→ **Excerpt provided**:
[ppc] inefficient code generated for std::max(float, float)

Quuxplusone commented 8 years ago


Bugzilla Link	PR26445
Status	NEW
Importance	P normal
Reported by	Carrot (carrot@google.com)
Reported on	2016-02-02 16:53:11 -0800
Last modified on	2016-04-08 09:07:55 -0700
Version	trunk
Hardware	PC Linux
CC	echristo@gmail.com, hfinkel@anl.gov, kit.barton@gmail.com, llvm-bugs@lists.llvm.org, spatel+llvm@rotateright.com
Fixed by commit(s)
Attachments
Blocks
Blocked by
See also

Compile following code with options: $ ~/llvm/obj2/bin/clang++  --
target=powerpc64le-grtev4-linux-gnu -m64 -mvsx -mcpu=power8 -O2 -c -o t9.o
t9.cc -fno-unroll-loops

#include <algorithm>

float foo(float* input, int s) {
  float max_value = input[0];
  for (int j = 1; j <= s; ++j)
      max_value = std::max(max_value, input[j]);

  return max_value;
}

I got following code for the loop body

.LBB0_2:                                # %for.body
                                        # =>This Inner Loop Header: Depth=1
        lfsu 0, 4(3)

→ **Goal 1**: Using the bug report, state whether each statement agrees with it, answering yes or no and quoting the words that decide it: (a) the compile command enables -O2 optimization; (b) the report was filed by Carrot; (c) the loop in foo starts with j equal to 0.

→ **Supplied data**:

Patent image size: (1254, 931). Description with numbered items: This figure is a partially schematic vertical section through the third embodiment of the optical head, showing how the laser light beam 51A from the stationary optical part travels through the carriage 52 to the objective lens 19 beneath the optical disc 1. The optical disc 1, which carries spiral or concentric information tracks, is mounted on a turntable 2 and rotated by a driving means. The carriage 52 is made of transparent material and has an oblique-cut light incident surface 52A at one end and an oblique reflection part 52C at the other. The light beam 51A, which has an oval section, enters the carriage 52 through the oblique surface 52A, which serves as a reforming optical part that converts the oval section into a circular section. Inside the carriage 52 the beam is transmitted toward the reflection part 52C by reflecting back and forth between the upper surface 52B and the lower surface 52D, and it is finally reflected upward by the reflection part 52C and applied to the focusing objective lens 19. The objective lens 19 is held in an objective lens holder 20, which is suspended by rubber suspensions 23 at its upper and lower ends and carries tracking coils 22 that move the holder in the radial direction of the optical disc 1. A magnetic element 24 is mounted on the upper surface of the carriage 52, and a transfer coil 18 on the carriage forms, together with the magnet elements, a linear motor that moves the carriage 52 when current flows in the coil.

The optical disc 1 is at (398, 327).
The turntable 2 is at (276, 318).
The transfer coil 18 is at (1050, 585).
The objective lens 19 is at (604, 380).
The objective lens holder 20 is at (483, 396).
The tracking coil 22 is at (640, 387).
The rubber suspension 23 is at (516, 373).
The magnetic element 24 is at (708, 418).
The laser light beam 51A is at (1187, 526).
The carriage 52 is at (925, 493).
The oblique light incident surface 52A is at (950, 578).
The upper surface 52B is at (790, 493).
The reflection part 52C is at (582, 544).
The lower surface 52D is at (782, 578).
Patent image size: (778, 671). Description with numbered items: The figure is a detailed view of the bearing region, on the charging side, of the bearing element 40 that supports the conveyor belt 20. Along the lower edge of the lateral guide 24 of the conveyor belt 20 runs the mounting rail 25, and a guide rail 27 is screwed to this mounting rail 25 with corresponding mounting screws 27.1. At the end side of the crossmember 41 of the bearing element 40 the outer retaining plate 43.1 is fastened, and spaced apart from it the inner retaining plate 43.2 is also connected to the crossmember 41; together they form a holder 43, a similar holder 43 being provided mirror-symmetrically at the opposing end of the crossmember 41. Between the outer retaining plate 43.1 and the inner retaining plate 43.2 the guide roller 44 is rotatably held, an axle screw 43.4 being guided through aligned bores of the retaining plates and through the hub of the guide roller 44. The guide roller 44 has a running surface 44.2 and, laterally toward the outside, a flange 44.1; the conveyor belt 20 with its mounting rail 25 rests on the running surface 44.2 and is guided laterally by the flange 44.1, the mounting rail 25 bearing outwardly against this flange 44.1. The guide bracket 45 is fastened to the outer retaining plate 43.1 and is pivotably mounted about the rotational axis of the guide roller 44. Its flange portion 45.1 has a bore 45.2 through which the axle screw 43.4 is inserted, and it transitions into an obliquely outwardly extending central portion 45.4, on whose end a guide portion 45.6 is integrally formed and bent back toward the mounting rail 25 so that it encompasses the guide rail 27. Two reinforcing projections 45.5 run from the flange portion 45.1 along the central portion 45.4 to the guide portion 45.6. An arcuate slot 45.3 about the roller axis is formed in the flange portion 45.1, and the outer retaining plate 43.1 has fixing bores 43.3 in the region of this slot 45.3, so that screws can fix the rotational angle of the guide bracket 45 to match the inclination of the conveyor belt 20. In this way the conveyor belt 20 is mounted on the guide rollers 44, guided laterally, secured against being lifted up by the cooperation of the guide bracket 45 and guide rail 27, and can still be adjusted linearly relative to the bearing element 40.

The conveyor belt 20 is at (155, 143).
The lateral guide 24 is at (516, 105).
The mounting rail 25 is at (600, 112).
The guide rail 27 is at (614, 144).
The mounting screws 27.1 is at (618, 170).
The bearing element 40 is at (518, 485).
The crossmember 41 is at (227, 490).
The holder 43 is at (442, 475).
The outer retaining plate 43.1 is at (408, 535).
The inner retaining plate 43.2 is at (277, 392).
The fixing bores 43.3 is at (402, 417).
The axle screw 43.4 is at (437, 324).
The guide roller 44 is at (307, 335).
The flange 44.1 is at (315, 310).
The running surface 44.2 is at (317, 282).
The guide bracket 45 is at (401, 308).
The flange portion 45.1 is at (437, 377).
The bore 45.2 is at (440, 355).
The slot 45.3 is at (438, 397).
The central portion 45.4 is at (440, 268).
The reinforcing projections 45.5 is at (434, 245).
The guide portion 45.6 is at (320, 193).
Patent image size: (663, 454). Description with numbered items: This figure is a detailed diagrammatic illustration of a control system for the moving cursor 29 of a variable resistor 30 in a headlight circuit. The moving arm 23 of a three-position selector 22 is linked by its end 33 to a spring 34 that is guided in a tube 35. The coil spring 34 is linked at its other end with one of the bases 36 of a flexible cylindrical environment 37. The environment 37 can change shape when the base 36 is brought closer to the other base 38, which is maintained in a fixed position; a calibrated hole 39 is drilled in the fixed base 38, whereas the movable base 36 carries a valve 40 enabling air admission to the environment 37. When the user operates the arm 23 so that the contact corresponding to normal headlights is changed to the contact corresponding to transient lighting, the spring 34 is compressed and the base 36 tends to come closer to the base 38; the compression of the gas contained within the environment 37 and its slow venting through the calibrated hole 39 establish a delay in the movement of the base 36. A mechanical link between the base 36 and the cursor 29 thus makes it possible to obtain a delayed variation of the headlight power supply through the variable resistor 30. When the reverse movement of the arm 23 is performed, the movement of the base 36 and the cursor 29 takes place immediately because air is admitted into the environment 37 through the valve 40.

→ **Goal 2**: Reproduce word for word the part of the entries that opens with their first line and closes with the line containing "The carriage 52 is at (925, 493).", including both of those lines.

→ **Right answer 1**:
(a) Yes: "-mcpu=power8 -O2".
(b) Yes: "Carrot (carrot@google.com)".
(c) No: "for (int j = 1; j <= s; ++j)".

→ **Right answer 2**:
Patent image size: (1254, 931). Description with numbered items: This figure is a partially schematic vertical section through the third embodiment of the optical head, showing how the laser light beam 51A from the stationary optical part travels through the carriage 52 to the objective lens 19 beneath the optical disc 1. The optical disc 1, which carries spiral or concentric information tracks, is mounted on a turntable 2 and rotated by a driving means. The carriage 52 is made of transparent material and has an oblique-cut light incident surface 52A at one end and an oblique reflection part 52C at the other. The light beam 51A, which has an oval section, enters the carriage 52 through the oblique surface 52A, which serves as a reforming optical part that converts the oval section into a circular section. Inside the carriage 52 the beam is transmitted toward the reflection part 52C by reflecting back and forth between the upper surface 52B and the lower surface 52D, and it is finally reflected upward by the reflection part 52C and applied to the focusing objective lens 19. The objective lens 19 is held in an objective lens holder 20, which is suspended by rubber suspensions 23 at its upper and lower ends and carries tracking coils 22 that move the holder in the radial direction of the optical disc 1. A magnetic element 24 is mounted on the upper surface of the carriage 52, and a transfer coil 18 on the carriage forms, together with the magnet elements, a linear motor that moves the carriage 52 when current flows in the coil.

The optical disc 1 is at (398, 327).
The turntable 2 is at (276, 318).
The transfer coil 18 is at (1050, 585).
The objective lens 19 is at (604, 380).
The objective lens holder 20 is at (483, 396).
The tracking coil 22 is at (640, 387).
The rubber suspension 23 is at (516, 373).
The magnetic element 24 is at (708, 418).
The laser light beam 51A is at (1187, 526).
The carriage 52 is at (925, 493).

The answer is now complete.